>> BEGIN Available data

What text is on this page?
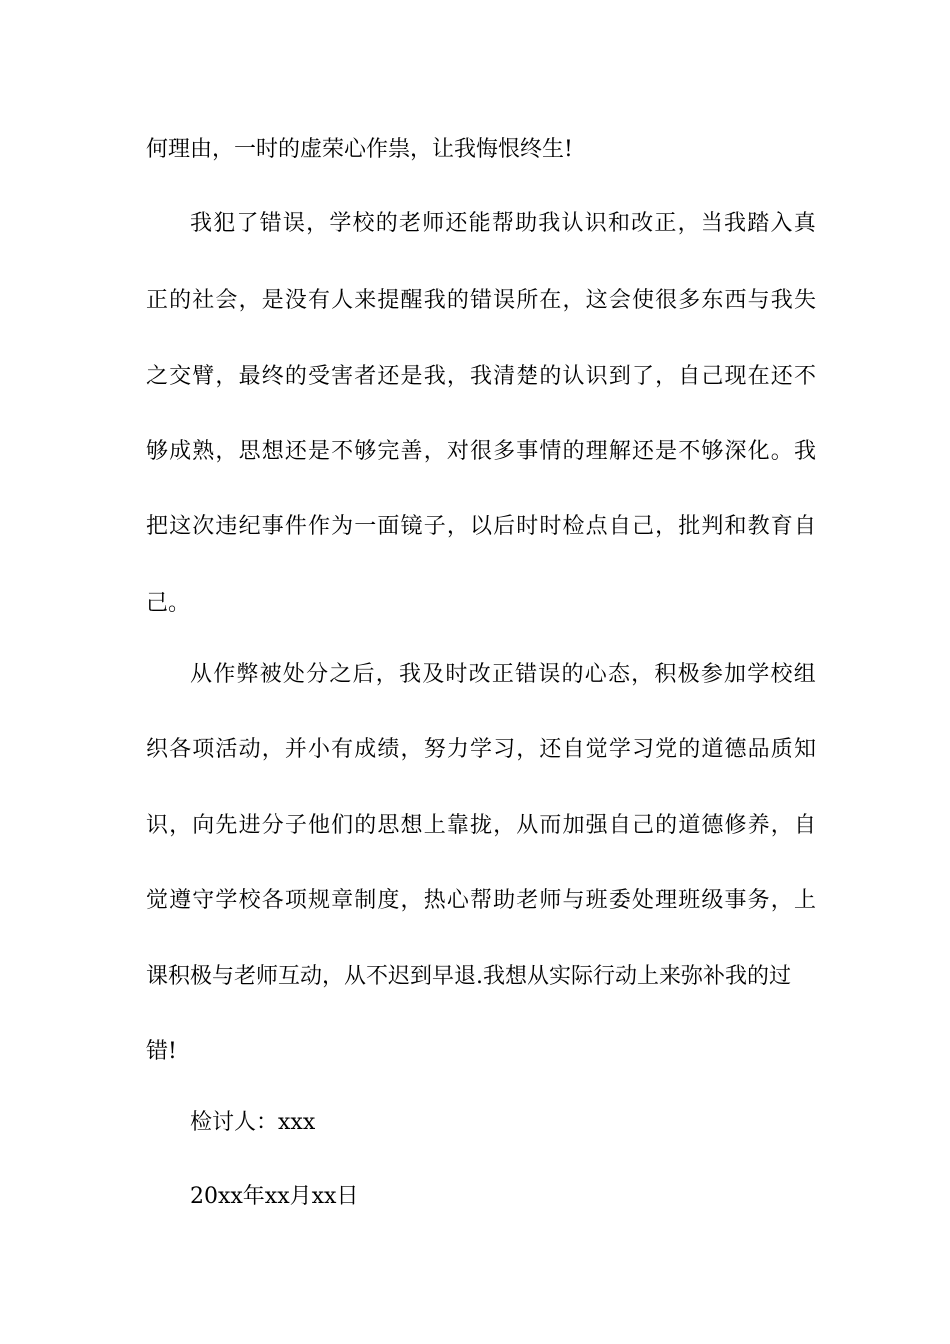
何理由，一时的虚荣心作祟，让我悔恨终生!
我 犯 了 错 误 ， 学 校 的 老 师 还 能 帮 助 我 认 识 和 改 正 ， 当 我 踏 入 真
正 的 社 会 ， 是 没 有 人 来 提 醒 我 的 错 误 所 在 ， 这 会 使 很 多 东 西 与 我 失
之 交 臂 ， 最 终 的 受 害 者 还 是 我 ， 我 清 楚 的 认 识 到 了 ， 自 己 现 在 还 不
够 成 熟 ， 思 想 还 是 不 够 完 善 ， 对 很 多 事 情 的 理 解 还 是 不 够 深 化 。 我
把 这 次 违 纪 事 件 作 为 一 面 镜 子 ， 以 后 时 时 检 点 自 己 ， 批 判 和 教 育 自
己。
从 作 弊 被 处 分 之 后 ， 我 及 时 改 正 错 误 的 心 态 ， 积 极 参 加 学 校 组
织 各 项 活 动 ， 并 小 有 成 绩 ， 努 力 学 习 ， 还 自 觉 学 习 党 的 道 德 品 质 知
识 ， 向 先 进 分 子 他 们 的 思 想 上 靠 拢 ， 从 而 加 强 自 己 的 道 德 修 养 ， 自
觉 遵 守 学 校 各 项 规 章 制 度 ， 热 心 帮 助 老 师 与 班 委 处 理 班 级 事 务 ， 上
课积极与老师互动，从不迟到早退.我想从实际行动上来弥补我的过
错!
检讨人：xxx
20xx年xx月xx日
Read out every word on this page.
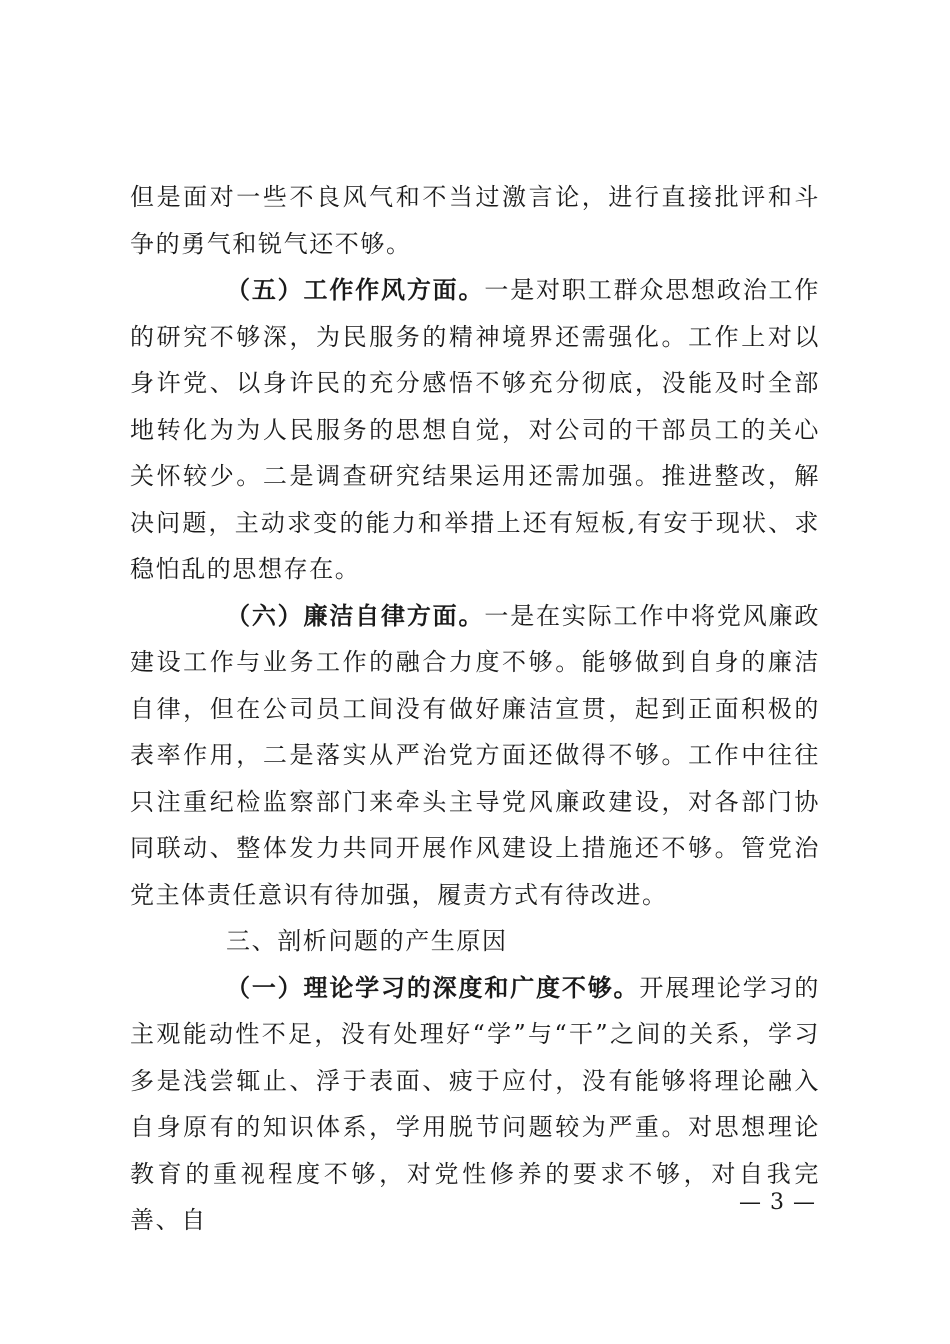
但是面对一些不良风气和不当过激言论，进行直接批评和斗争的勇气和锐气还不够。

（五）工作作风方面。一是对职工群众思想政治工作的研究不够深，为民服务的精神境界还需强化。工作上对以身许党、以身许民的充分感悟不够充分彻底，没能及时全部地转化为为人民服务的思想自觉，对公司的干部员工的关心关怀较少。二是调查研究结果运用还需加强。推进整改，解决问题，主动求变的能力和举措上还有短板,有安于现状、求稳怕乱的思想存在。

（六）廉洁自律方面。一是在实际工作中将党风廉政建设工作与业务工作的融合力度不够。能够做到自身的廉洁自律，但在公司员工间没有做好廉洁宣贯，起到正面积极的表率作用，二是落实从严治党方面还做得不够。工作中往往只注重纪检监察部门来牵头主导党风廉政建设，对各部门协同联动、整体发力共同开展作风建设上措施还不够。管党治党主体责任意识有待加强，履责方式有待改进。

三、剖析问题的产生原因

（一）理论学习的深度和广度不够。开展理论学习的主观能动性不足，没有处理好“学”与“干”之间的关系，学习多是浅尝辄止、浮于表面、疲于应付，没有能够将理论融入自身原有的知识体系，学用脱节问题较为严重。对思想理论教育的重视程度不够，对党性修养的要求不够，对自我完善、自

— 3 —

>> END Available data

Find each line holding the string "page" and copy it out.

# The reply:
What text is on this page?
Read out every word on this page.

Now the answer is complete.